=== Texto de lectura ===

Javier Fernández Arribas | 16 de abril de 2019
Dos políticos irresponsables condenan al país a una ruptura generacional.
Me temo que no hay nada original que escribir a estar alturas sobre el brexit, sus posibles consecuencias, sus repercusiones y el triste espectáculo de lo que creíamos era una clase política y parlamentaria británica seria.
Sí podemos adentrarnos en las lecciones más evidentes y útiles que nos depara uno de los procesos más denigrantes para la salud política del propio Reino Unido y de la Unión Europea y el peor negocio que podían imaginar quienes pensaron, de manera leal y convincente, en las bonanzas de una salida del entorno comunitario. En principio, lo que hay que poner en cuestión es el valor y la influencia de los referéndum que se manipulan para decidir cuestiones de hondo calado que afectan a millones de personas. Aunque se diga que es democrático, la mitad más uno, el resultado de este tipo de consultas marginan y discriminan a una parte determinante de la población si el resultado no alcanza, al menos, el 66% de partidarios. Solo hay que seguir normas elementales en diversos Parlamentos sobre la necesidad de sumar dos tercios de la Cámara para reformar o aprobar leyes orgánicas que se consideran trascendentales.

=== Datos extraídos ===

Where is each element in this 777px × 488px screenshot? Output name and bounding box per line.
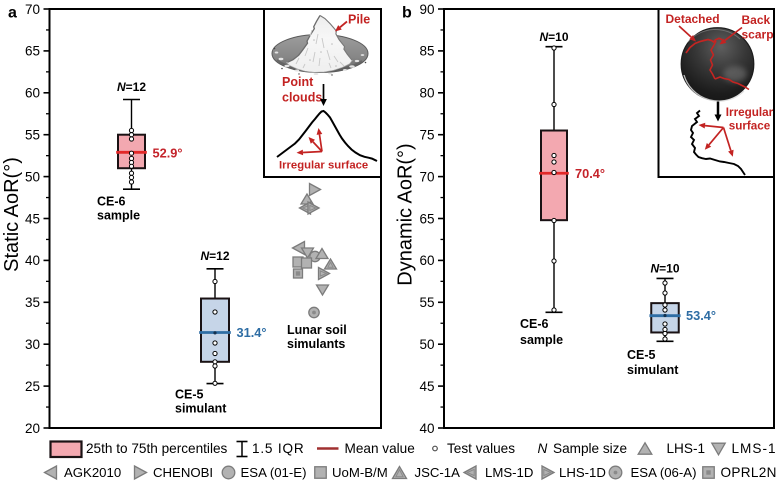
svg-text:OPRL2N: OPRL2N [721,465,777,480]
svg-text:65: 65 [25,44,40,59]
svg-text:75: 75 [419,128,434,143]
svg-text:52.9°: 52.9° [153,146,183,161]
svg-text:LHS-1: LHS-1 [667,441,706,456]
svg-text:UoM-B/M: UoM-B/M [332,465,388,480]
svg-text:20: 20 [25,421,40,436]
svg-text:60: 60 [419,253,434,268]
svg-text:Irregular surface: Irregular surface [279,160,368,172]
svg-text:N=12: N=12 [200,249,229,263]
svg-text:Sample size: Sample size [553,441,627,456]
svg-text:31.4°: 31.4° [237,325,267,340]
svg-text:60: 60 [25,86,40,101]
svg-text:N=10: N=10 [539,30,568,44]
svg-text:CE-6: CE-6 [520,317,549,331]
svg-text:surface: surface [729,120,771,133]
svg-text:CE-5: CE-5 [175,388,204,402]
svg-text:Lunar soil: Lunar soil [287,323,347,337]
svg-text:40: 40 [25,253,40,268]
svg-text:LHS-1D: LHS-1D [559,465,606,480]
svg-text:simulants: simulants [287,337,345,351]
svg-text:70: 70 [419,169,434,184]
svg-text:70.4°: 70.4° [575,166,605,181]
svg-text:Irregular: Irregular [726,106,774,119]
svg-text:55: 55 [25,128,40,143]
svg-text:simulant: simulant [627,363,679,377]
svg-text:AGK2010: AGK2010 [64,465,121,480]
svg-text:scarp: scarp [742,28,774,42]
svg-text:N=12: N=12 [117,80,146,94]
svg-text:a: a [8,5,17,22]
svg-text:53.4°: 53.4° [686,308,716,323]
svg-text:45: 45 [419,379,434,394]
svg-text:85: 85 [419,44,434,59]
svg-text:ESA (01-E): ESA (01-E) [241,465,307,480]
svg-text:Back: Back [742,13,771,27]
svg-text:1.5 IQR: 1.5 IQR [252,441,304,456]
svg-text:55: 55 [419,295,434,310]
svg-text:25th to 75th percentiles: 25th to 75th percentiles [86,441,228,456]
svg-text:Static AoR(°): Static AoR(°) [1,157,23,272]
svg-text:sample: sample [520,333,563,347]
svg-text:Point: Point [282,75,314,89]
svg-text:80: 80 [419,86,434,101]
svg-text:Test values: Test values [447,441,515,456]
svg-text:N: N [538,441,548,456]
svg-text:35: 35 [25,295,40,310]
svg-text:LMS-1: LMS-1 [732,441,777,456]
svg-text:70: 70 [25,2,40,17]
svg-text:50: 50 [25,169,40,184]
svg-text:Mean value: Mean value [345,441,415,456]
svg-text:Detached: Detached [666,12,720,26]
svg-text:b: b [402,5,412,22]
svg-text:CHENOBI: CHENOBI [153,465,213,480]
svg-text:JSC-1A: JSC-1A [415,465,461,480]
svg-text:LMS-1D: LMS-1D [485,465,533,480]
svg-text:25: 25 [25,379,40,394]
svg-text:N=10: N=10 [650,262,679,276]
svg-text:90: 90 [419,2,434,17]
svg-text:ESA (06-A): ESA (06-A) [631,465,697,480]
svg-text:simulant: simulant [175,402,227,416]
svg-text:65: 65 [419,211,434,226]
svg-text:45: 45 [25,211,40,226]
svg-text:sample: sample [97,209,140,223]
svg-text:Dynamic AoR(°): Dynamic AoR(°) [395,143,417,285]
svg-text:50: 50 [419,337,434,352]
svg-text:CE-5: CE-5 [627,348,656,362]
svg-text:Pile: Pile [348,13,370,27]
svg-text:30: 30 [25,337,40,352]
svg-text:clouds: clouds [282,91,322,105]
svg-text:40: 40 [419,421,434,436]
svg-text:CE-6: CE-6 [97,195,126,209]
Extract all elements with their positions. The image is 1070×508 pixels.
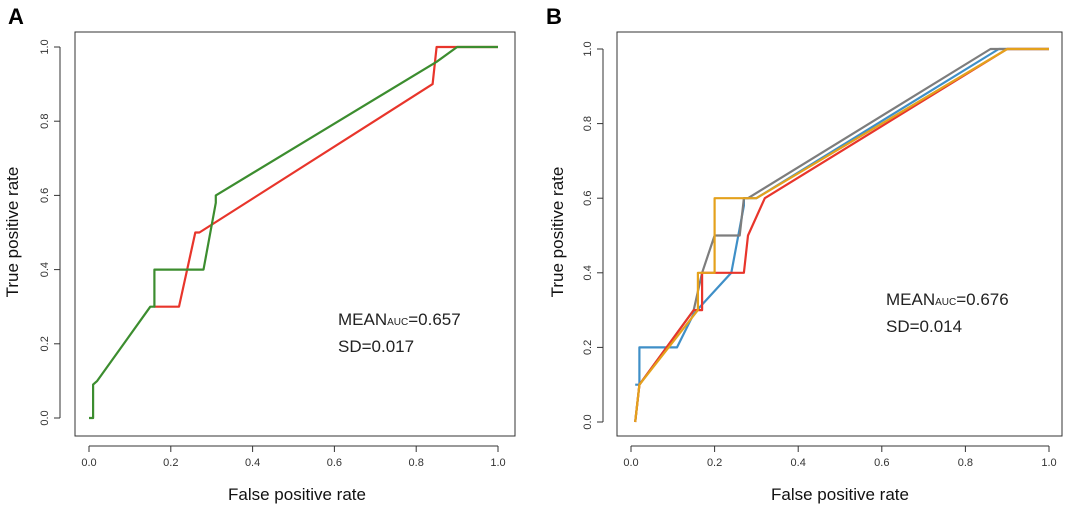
panel-a-mean-prefix: MEAN bbox=[338, 310, 387, 329]
panel-b-label: B bbox=[546, 4, 562, 29]
panel-b-y-tick-label: 0.8 bbox=[582, 116, 594, 131]
panel-b-y-tick-label: 1.0 bbox=[582, 41, 594, 56]
panel-b-x-tick-label: 0.4 bbox=[791, 457, 806, 469]
panel-b-plot-frame bbox=[616, 31, 1063, 437]
panel-b-x-tick-label: 0.2 bbox=[707, 457, 722, 469]
panel-a-x-tick-label: 0.2 bbox=[163, 457, 178, 469]
panel-b-mean-prefix: MEAN bbox=[886, 290, 935, 309]
panel-b-y-axis-title: True positive rate bbox=[548, 167, 567, 298]
panel-b-x-tick-label: 1.0 bbox=[1041, 457, 1056, 469]
panel-b-mean-suffix: =0.676 bbox=[956, 290, 1008, 309]
panel-a-series-red bbox=[154, 45, 498, 308]
panel-a-x-tick-label: 0.0 bbox=[81, 457, 96, 469]
panel-a-axes: 0.0 0.2 0.4 0.6 0.8 1.0 0.0 0.2 0.4 0.6 0.8 1.0 bbox=[39, 39, 506, 469]
panel-a-mean-auc: MEANAUC=0.657 bbox=[338, 310, 461, 329]
panel-a-x-tick-label: 0.6 bbox=[327, 457, 342, 469]
panel-a-label: A bbox=[8, 4, 24, 29]
panel-b-x-tick-label: 0.6 bbox=[874, 457, 889, 469]
panel-b-axes: 0.0 0.2 0.4 0.6 0.8 1.0 0.0 0.2 0.4 0.6 0.8 1.0 bbox=[582, 41, 1057, 469]
panel-a-plot-frame bbox=[74, 31, 516, 437]
panel-a-x-tick-label: 0.8 bbox=[409, 457, 424, 469]
panel-b-x-tick-label: 0.8 bbox=[958, 457, 973, 469]
panel-b-y-tick-label: 0.2 bbox=[582, 340, 594, 355]
panel-b-x-axis-title: False positive rate bbox=[771, 485, 909, 504]
panel-a-mean-suffix: =0.657 bbox=[408, 310, 460, 329]
panel-b-y-tick-label: 0.4 bbox=[582, 265, 594, 280]
panel-b-series-gray bbox=[634, 47, 1049, 423]
panel-a-x-tick-label: 0.4 bbox=[245, 457, 260, 469]
panel-a-mean-sub: AUC bbox=[387, 317, 408, 328]
panel-a-series bbox=[89, 45, 498, 420]
panel-b-series bbox=[634, 47, 1049, 423]
panel-b-series-orange bbox=[634, 47, 1049, 423]
panel-a-x-tick-label: 1.0 bbox=[490, 457, 505, 469]
panel-b-mean-sub: AUC bbox=[935, 297, 956, 308]
panel-a-y-tick-label: 0.0 bbox=[39, 410, 51, 425]
panel-a-y-tick-label: 0.6 bbox=[39, 188, 51, 203]
panel-a-y-tick-label: 0.8 bbox=[39, 114, 51, 129]
panel-a-sd: SD=0.017 bbox=[338, 337, 414, 356]
panel-b-mean-auc: MEANAUC=0.676 bbox=[886, 290, 1009, 309]
panel-a-x-axis-title: False positive rate bbox=[228, 485, 366, 504]
panel-b-y-tick-label: 0.0 bbox=[582, 414, 594, 429]
panel-a-series-green bbox=[89, 45, 498, 420]
panel-a-y-tick-label: 1.0 bbox=[39, 39, 51, 54]
panel-b-series-blue bbox=[635, 47, 1049, 386]
panel-a-y-tick-label: 0.2 bbox=[39, 336, 51, 351]
panel-a-y-axis-title: True positive rate bbox=[3, 167, 22, 298]
panel-b-y-tick-label: 0.6 bbox=[582, 191, 594, 206]
panel-b-x-tick-label: 0.0 bbox=[623, 457, 638, 469]
panel-b-sd: SD=0.014 bbox=[886, 317, 962, 336]
panel-a: A 0.0 0.2 0.4 0.6 0.8 1.0 0.0 0.2 0.4 0.6 0.8 1.0 F… bbox=[3, 4, 516, 504]
panel-b-series-red bbox=[634, 47, 1049, 423]
panel-a-y-tick-label: 0.4 bbox=[39, 262, 51, 277]
panel-b: B 0.0 0.2 0.4 0.6 0.8 1.0 0.0 0.2 0.4 0.6 0.8 1.0 F… bbox=[546, 4, 1063, 504]
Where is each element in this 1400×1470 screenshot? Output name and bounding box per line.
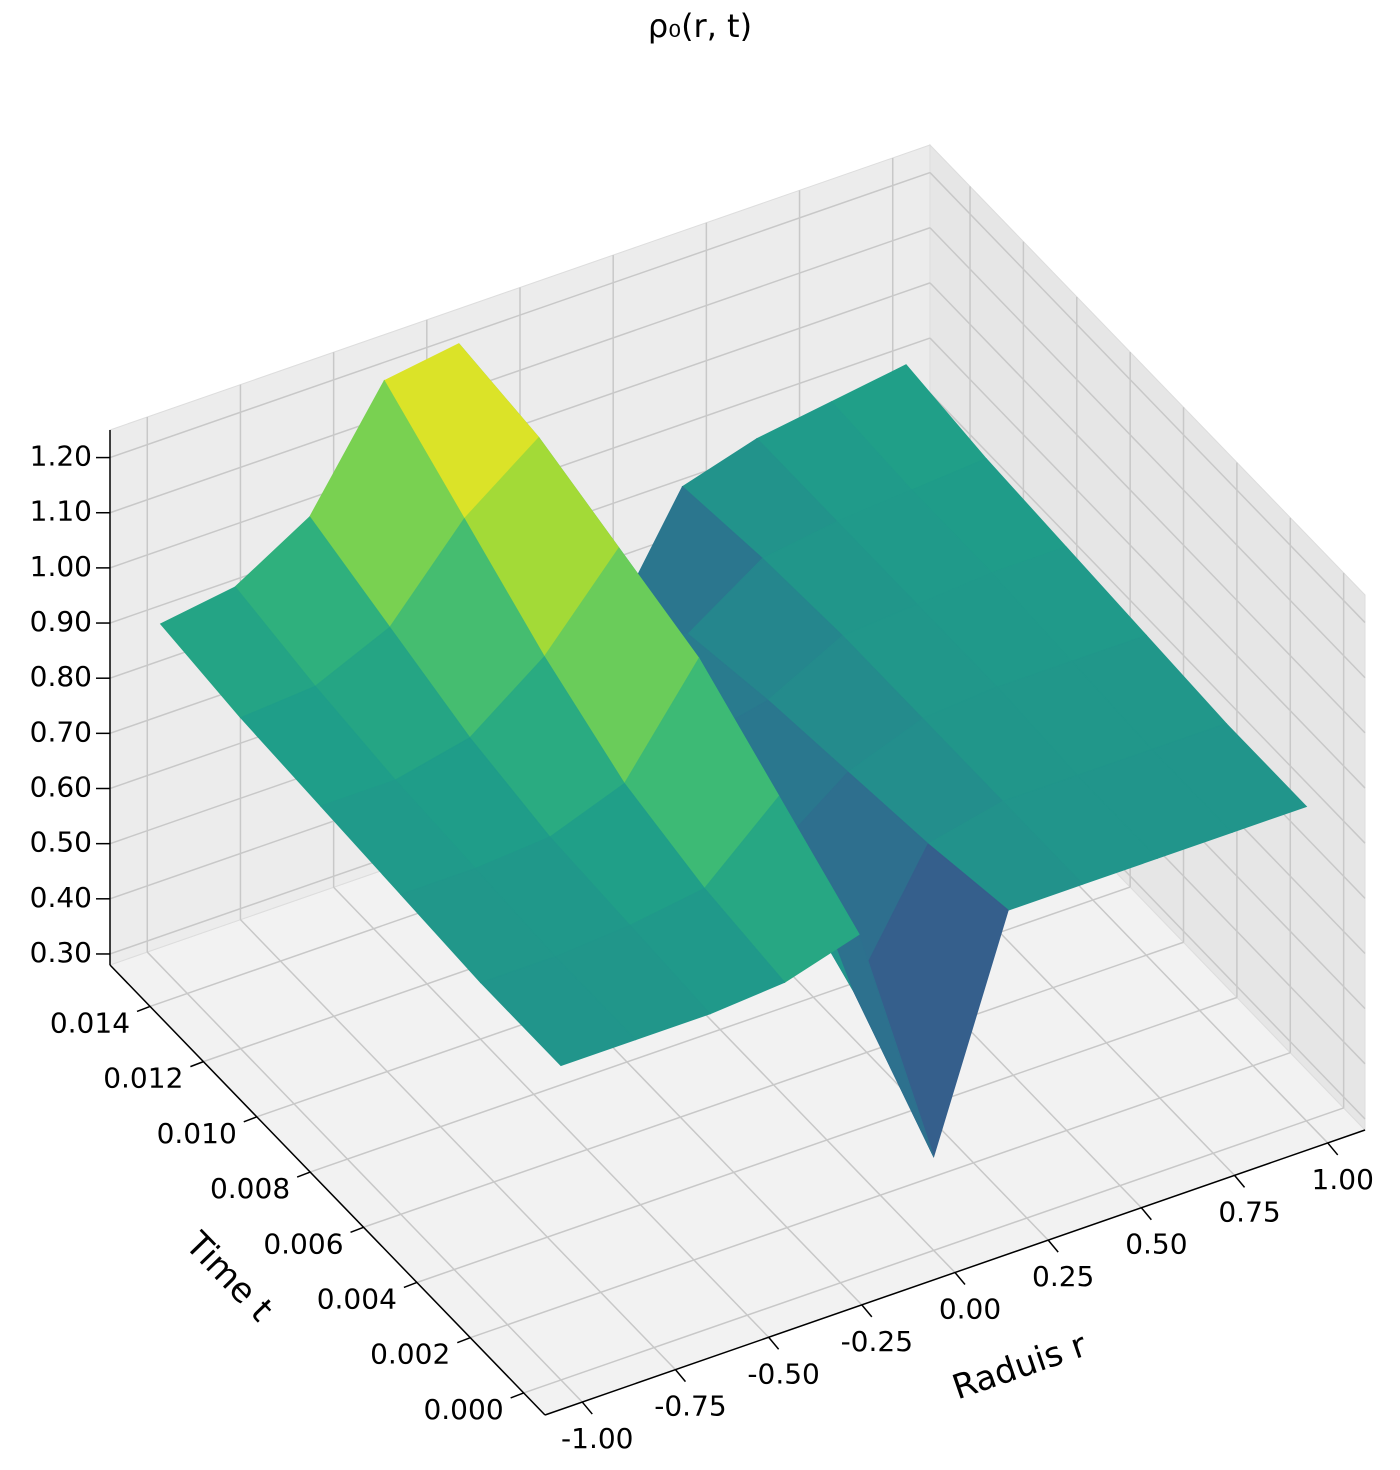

===

> Tu tarea
En el texto sobre el brexit, ¿por qué se afirma que una consulta de gran calado debería alcanzar al menos un 66% de partidarios? Responde en una a tres oraciones.

> Solución
Porque, si el resultado queda en la mitad más uno, margina y discrimina a una parte determinante de la población. Como apoyo, el texto recuerda que diversos Parlamentos exigen sumar dos tercios de la Cámara para reformar o aprobar leyes orgánicas que se consideran trascendentales.